Give the listing below again in full, exactly as written.

+++ EXTRACTED MATERIAL +++

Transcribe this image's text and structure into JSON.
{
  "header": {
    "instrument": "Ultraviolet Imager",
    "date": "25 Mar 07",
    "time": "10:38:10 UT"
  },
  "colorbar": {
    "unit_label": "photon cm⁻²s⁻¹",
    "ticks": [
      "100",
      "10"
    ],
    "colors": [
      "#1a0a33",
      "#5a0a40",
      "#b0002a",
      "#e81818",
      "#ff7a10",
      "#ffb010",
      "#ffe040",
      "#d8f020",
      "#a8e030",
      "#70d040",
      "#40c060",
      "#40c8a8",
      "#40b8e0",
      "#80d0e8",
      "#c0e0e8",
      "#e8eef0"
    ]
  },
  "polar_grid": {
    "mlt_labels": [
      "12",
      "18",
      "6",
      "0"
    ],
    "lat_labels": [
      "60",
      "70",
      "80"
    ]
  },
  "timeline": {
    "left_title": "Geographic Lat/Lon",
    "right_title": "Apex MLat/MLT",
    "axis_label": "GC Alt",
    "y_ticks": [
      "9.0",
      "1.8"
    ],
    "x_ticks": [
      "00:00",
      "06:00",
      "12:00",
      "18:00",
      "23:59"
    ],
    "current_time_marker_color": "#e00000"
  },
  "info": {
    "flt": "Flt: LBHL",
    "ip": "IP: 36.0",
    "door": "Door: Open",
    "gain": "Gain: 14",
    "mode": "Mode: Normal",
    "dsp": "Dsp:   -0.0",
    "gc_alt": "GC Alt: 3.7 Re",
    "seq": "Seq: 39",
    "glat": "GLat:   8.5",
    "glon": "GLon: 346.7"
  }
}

+++

-- TASK RESULT --
Transcribe this image's text and structure into JSON.
{
  "header": {
    "instrument": "Ultraviolet Imager",
    "date": "25 Mar 07",
    "time": "10:38:10 UT"
  },
  "colorbar": {
    "unit_label": "photon cm⁻²s⁻¹",
    "ticks": [
      "100",
      "10"
    ],
    "colors": [
      "#1a0a33",
      "#5a0a40",
      "#b0002a",
      "#e81818",
      "#ff7a10",
      "#ffb010",
      "#ffe040",
      "#d8f020",
      "#a8e030",
      "#70d040",
      "#40c060",
      "#40c8a8",
      "#40b8e0",
      "#80d0e8",
      "#c0e0e8",
      "#e8eef0"
    ]
  },
  "polar_grid": {
    "mlt_labels": [
      "12",
      "18",
      "6",
      "0"
    ],
    "lat_labels": [
      "60",
      "70",
      "80"
    ]
  },
  "timeline": {
    "left_title": "Geographic Lat/Lon",
    "right_title": "Apex MLat/MLT",
    "axis_label": "GC Alt",
    "y_ticks": [
      "9.0",
      "1.8"
    ],
    "x_ticks": [
      "00:00",
      "06:00",
      "12:00",
      "18:00",
      "23:59"
    ],
    "current_time_marker_color": "#e00000"
  },
  "info": {
    "flt": "Flt: LBHL",
    "ip": "IP: 36.0",
    "door": "Door: Open",
    "gain": "Gain: 14",
    "mode": "Mode: Normal",
    "dsp": "Dsp:   -0.0",
    "gc_alt": "GC Alt: 3.7 Re",
    "seq": "Seq: 39",
    "glat": "GLat:   8.5",
    "glon": "GLon: 346.7"
  }
}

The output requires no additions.